Required task: Convert every line of the records into a JSON list of strings, one string per line, leaving out any blank lines.

========

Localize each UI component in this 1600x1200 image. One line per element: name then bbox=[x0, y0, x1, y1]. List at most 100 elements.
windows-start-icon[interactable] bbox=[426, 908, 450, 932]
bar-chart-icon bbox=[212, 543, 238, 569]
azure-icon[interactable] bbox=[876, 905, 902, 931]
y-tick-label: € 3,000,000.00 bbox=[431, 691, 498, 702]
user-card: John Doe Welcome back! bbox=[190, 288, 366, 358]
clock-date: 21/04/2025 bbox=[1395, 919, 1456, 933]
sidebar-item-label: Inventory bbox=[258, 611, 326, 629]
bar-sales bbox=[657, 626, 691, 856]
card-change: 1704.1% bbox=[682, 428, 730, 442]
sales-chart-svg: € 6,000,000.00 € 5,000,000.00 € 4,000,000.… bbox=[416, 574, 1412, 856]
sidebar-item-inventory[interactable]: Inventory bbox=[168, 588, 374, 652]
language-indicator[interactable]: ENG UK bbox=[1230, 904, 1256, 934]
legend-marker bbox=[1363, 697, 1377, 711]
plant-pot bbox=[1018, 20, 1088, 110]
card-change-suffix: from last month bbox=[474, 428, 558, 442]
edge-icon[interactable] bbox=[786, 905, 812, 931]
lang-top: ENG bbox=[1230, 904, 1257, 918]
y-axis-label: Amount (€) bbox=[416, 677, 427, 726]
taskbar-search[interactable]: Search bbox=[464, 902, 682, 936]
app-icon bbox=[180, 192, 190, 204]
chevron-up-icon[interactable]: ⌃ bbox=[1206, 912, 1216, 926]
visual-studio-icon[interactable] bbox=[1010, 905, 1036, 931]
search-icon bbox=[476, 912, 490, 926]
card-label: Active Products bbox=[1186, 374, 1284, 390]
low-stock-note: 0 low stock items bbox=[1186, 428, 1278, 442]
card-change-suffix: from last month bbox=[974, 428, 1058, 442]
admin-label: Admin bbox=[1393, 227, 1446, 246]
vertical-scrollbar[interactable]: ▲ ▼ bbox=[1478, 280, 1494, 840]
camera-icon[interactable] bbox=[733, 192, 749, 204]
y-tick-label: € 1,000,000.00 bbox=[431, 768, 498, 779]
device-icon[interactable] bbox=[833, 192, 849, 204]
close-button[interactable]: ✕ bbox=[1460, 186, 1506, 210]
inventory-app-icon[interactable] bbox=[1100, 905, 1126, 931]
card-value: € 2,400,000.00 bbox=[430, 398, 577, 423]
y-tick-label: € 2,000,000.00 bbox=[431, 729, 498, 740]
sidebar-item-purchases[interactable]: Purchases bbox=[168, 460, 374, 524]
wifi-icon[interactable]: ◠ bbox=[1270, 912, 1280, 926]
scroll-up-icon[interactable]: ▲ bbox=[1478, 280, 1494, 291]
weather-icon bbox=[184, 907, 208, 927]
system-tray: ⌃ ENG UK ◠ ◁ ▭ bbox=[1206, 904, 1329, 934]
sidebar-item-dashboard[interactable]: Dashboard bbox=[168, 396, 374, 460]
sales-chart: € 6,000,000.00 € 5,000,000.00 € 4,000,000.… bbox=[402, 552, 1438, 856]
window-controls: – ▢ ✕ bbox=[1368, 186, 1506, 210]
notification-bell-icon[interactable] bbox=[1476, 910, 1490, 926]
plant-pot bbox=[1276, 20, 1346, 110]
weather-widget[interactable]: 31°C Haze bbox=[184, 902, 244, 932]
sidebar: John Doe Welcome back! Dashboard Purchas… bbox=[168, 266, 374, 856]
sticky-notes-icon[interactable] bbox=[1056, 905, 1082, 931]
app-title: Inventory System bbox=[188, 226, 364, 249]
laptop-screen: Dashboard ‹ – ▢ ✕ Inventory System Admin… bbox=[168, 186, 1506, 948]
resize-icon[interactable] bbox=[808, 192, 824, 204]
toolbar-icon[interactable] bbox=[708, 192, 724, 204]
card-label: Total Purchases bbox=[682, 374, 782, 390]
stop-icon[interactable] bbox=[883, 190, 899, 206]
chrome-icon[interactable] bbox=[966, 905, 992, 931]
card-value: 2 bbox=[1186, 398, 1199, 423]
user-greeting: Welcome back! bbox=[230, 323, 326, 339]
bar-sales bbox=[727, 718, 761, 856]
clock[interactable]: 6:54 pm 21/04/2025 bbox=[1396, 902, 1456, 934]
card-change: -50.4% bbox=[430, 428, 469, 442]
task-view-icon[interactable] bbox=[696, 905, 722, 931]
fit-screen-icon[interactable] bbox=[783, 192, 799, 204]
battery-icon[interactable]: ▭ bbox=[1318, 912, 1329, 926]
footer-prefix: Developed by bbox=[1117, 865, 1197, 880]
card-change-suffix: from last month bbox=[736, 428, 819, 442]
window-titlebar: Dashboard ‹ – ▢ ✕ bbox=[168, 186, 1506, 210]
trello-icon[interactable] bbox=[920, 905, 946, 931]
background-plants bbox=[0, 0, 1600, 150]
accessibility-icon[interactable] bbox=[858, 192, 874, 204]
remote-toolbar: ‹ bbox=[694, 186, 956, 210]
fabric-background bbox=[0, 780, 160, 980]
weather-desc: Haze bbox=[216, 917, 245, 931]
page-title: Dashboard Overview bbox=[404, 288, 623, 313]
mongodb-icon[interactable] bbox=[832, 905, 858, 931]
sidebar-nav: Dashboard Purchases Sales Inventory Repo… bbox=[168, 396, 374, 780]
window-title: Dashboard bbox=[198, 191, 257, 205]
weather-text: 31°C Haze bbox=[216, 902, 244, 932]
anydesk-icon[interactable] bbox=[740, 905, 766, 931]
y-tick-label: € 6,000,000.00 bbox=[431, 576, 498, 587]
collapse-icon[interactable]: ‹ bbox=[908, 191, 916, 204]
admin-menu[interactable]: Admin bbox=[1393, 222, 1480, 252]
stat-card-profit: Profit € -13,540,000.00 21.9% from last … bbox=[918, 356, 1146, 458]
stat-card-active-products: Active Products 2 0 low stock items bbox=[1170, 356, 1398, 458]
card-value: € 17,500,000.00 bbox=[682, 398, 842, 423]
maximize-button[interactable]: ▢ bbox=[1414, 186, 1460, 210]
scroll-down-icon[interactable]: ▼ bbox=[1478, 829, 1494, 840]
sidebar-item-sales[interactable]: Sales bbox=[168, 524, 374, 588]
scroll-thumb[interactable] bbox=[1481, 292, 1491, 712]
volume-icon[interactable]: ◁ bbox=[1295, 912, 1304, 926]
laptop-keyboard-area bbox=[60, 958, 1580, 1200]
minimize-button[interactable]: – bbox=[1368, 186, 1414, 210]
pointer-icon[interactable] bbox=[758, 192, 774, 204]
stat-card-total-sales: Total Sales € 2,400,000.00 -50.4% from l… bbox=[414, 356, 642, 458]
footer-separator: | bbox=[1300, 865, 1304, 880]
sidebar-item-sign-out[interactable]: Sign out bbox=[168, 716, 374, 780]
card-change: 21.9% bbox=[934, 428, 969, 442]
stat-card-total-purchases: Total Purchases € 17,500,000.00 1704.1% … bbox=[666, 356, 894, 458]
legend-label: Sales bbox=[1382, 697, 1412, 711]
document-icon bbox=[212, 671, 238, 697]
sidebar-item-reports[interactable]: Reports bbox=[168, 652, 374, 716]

========

Reply to the exercise:
[
  "Localize each UI component in this 1600x1200 image. One line per element: name then bbox=[x0, y0, x1, y1]. List at most 100 elements.",
  "windows-start-icon[interactable] bbox=[426, 908, 450, 932]",
  "bar-chart-icon bbox=[212, 543, 238, 569]",
  "azure-icon[interactable] bbox=[876, 905, 902, 931]",
  "y-tick-label: € 3,000,000.00 bbox=[431, 691, 498, 702]",
  "user-card: John Doe Welcome back! bbox=[190, 288, 366, 358]",
  "clock-date: 21/04/2025 bbox=[1395, 919, 1456, 933]",
  "sidebar-item-label: Inventory bbox=[258, 611, 326, 629]",
  "bar-sales bbox=[657, 626, 691, 856]",
  "card-change: 1704.1% bbox=[682, 428, 730, 442]",
  "sales-chart-svg: € 6,000,000.00 € 5,000,000.00 € 4,000,000.… bbox=[416, 574, 1412, 856]",
  "sidebar-item-inventory[interactable]: Inventory bbox=[168, 588, 374, 652]",
  "language-indicator[interactable]: ENG UK bbox=[1230, 904, 1256, 934]",
  "legend-marker bbox=[1363, 697, 1377, 711]",
  "plant-pot bbox=[1018, 20, 1088, 110]",
  "card-change-suffix: from last month bbox=[474, 428, 558, 442]",
  "edge-icon[interactable] bbox=[786, 905, 812, 931]",
  "lang-top: ENG bbox=[1230, 904, 1257, 918]",
  "y-axis-label: Amount (€) bbox=[416, 677, 427, 726]",
  "taskbar-search[interactable]: Search bbox=[464, 902, 682, 936]",
  "app-icon bbox=[180, 192, 190, 204]",
  "chevron-up-icon[interactable]: ⌃ bbox=[1206, 912, 1216, 926]",
  "visual-studio-icon[interactable] bbox=[1010, 905, 1036, 931]",
  "search-icon bbox=[476, 912, 490, 926]",
  "card-label: Active Products bbox=[1186, 374, 1284, 390]",
  "low-stock-note: 0 low stock items bbox=[1186, 428, 1278, 442]",
  "card-change-suffix: from last month bbox=[974, 428, 1058, 442]",
  "admin-label: Admin bbox=[1393, 227, 1446, 246]",
  "vertical-scrollbar[interactable]: ▲ ▼ bbox=[1478, 280, 1494, 840]",
  "camera-icon[interactable] bbox=[733, 192, 749, 204]",
  "y-tick-label: € 1,000,000.00 bbox=[431, 768, 498, 779]",
  "device-icon[interactable] bbox=[833, 192, 849, 204]",
  "close-button[interactable]: ✕ bbox=[1460, 186, 1506, 210]",
  "inventory-app-icon[interactable] bbox=[1100, 905, 1126, 931]",
  "card-value: € 2,400,000.00 bbox=[430, 398, 577, 423]",
  "y-tick-label: € 2,000,000.00 bbox=[431, 729, 498, 740]",
  "sidebar-item-purchases[interactable]: Purchases bbox=[168, 460, 374, 524]",
  "wifi-icon[interactable]: ◠ bbox=[1270, 912, 1280, 926]",
  "scroll-up-icon[interactable]: ▲ bbox=[1478, 280, 1494, 291]",
  "weather-icon bbox=[184, 907, 208, 927]",
  "system-tray: ⌃ ENG UK ◠ ◁ ▭ bbox=[1206, 904, 1329, 934]",
  "sidebar-item-dashboard[interactable]: Dashboard bbox=[168, 396, 374, 460]",
  "sales-chart: € 6,000,000.00 € 5,000,000.00 € 4,000,000.… bbox=[402, 552, 1438, 856]",
  "window-controls: – ▢ ✕ bbox=[1368, 186, 1506, 210]",
  "notification-bell-icon[interactable] bbox=[1476, 910, 1490, 926]",
  "plant-pot bbox=[1276, 20, 1346, 110]",
  "weather-widget[interactable]: 31°C Haze bbox=[184, 902, 244, 932]",
  "sidebar: John Doe Welcome back! Dashboard Purchas… bbox=[168, 266, 374, 856]",
  "sticky-notes-icon[interactable] bbox=[1056, 905, 1082, 931]",
  "app-title: Inventory System bbox=[188, 226, 364, 249]",
  "laptop-screen: Dashboard ‹ – ▢ ✕ Inventory System Admin… bbox=[168, 186, 1506, 948]",
  "resize-icon[interactable] bbox=[808, 192, 824, 204]",
  "toolbar-icon[interactable] bbox=[708, 192, 724, 204]",
  "card-label: Total Purchases bbox=[682, 374, 782, 390]",
  "stop-icon[interactable] bbox=[883, 190, 899, 206]",
  "chrome-icon[interactable] bbox=[966, 905, 992, 931]",
  "card-value: 2 bbox=[1186, 398, 1199, 423]",
  "user-greeting: Welcome back! bbox=[230, 323, 326, 339]",
  "bar-sales bbox=[727, 718, 761, 856]",
  "clock[interactable]: 6:54 pm 21/04/2025 bbox=[1396, 902, 1456, 934]",
  "card-change: -50.4% bbox=[430, 428, 469, 442]",
  "task-view-icon[interactable] bbox=[696, 905, 722, 931]",
  "fit-screen-icon[interactable] bbox=[783, 192, 799, 204]",
  "battery-icon[interactable]: ▭ bbox=[1318, 912, 1329, 926]",
  "footer-prefix: Developed by bbox=[1117, 865, 1197, 880]",
  "card-change-suffix: from last month bbox=[736, 428, 819, 442]",
  "window-titlebar: Dashboard ‹ – ▢ ✕ bbox=[168, 186, 1506, 210]",
  "trello-icon[interactable] bbox=[920, 905, 946, 931]",
  "background-plants bbox=[0, 0, 1600, 150]",
  "accessibility-icon[interactable] bbox=[858, 192, 874, 204]",
  "remote-toolbar: ‹ bbox=[694, 186, 956, 210]",
  "fabric-background bbox=[0, 780, 160, 980]",
  "weather-desc: Haze bbox=[216, 917, 245, 931]",
  "page-title: Dashboard Overview bbox=[404, 288, 623, 313]",
  "mongodb-icon[interactable] bbox=[832, 905, 858, 931]",
  "sidebar-nav: Dashboard Purchases Sales Inventory Repo… bbox=[168, 396, 374, 780]",
  "window-title: Dashboard bbox=[198, 191, 257, 205]",
  "weather-text: 31°C Haze bbox=[216, 902, 244, 932]",
  "anydesk-icon[interactable] bbox=[740, 905, 766, 931]",
  "y-tick-label: € 6,000,000.00 bbox=[431, 576, 498, 587]",
  "collapse-icon[interactable]: ‹ bbox=[908, 191, 916, 204]",
  "admin-menu[interactable]: Admin bbox=[1393, 222, 1480, 252]",
  "stat-card-profit: Profit € -13,540,000.00 21.9% from last … bbox=[918, 356, 1146, 458]",
  "stat-card-active-products: Active Products 2 0 low stock items bbox=[1170, 356, 1398, 458]",
  "card-value: € 17,500,000.00 bbox=[682, 398, 842, 423]",
  "maximize-button[interactable]: ▢ bbox=[1414, 186, 1460, 210]",
  "scroll-down-icon[interactable]: ▼ bbox=[1478, 829, 1494, 840]",
  "sidebar-item-sales[interactable]: Sales bbox=[168, 524, 374, 588]",
  "scroll-thumb[interactable] bbox=[1481, 292, 1491, 712]",
  "volume-icon[interactable]: ◁ bbox=[1295, 912, 1304, 926]",
  "laptop-keyboard-area bbox=[60, 958, 1580, 1200]",
  "minimize-button[interactable]: – bbox=[1368, 186, 1414, 210]",
  "pointer-icon[interactable] bbox=[758, 192, 774, 204]",
  "stat-card-total-sales: Total Sales € 2,400,000.00 -50.4% from l… bbox=[414, 356, 642, 458]",
  "footer-separator: | bbox=[1300, 865, 1304, 880]",
  "sidebar-item-sign-out[interactable]: Sign out bbox=[168, 716, 374, 780]",
  "card-change: 21.9% bbox=[934, 428, 969, 442]",
  "stat-card-total-purchases: Total Purchases € 17,500,000.00 1704.1% … bbox=[666, 356, 894, 458]",
  "legend-label: Sales bbox=[1382, 697, 1412, 711]",
  "document-icon bbox=[212, 671, 238, 697]",
  "sidebar-item-reports[interactable]: Reports bbox=[168, 652, 374, 716]"
]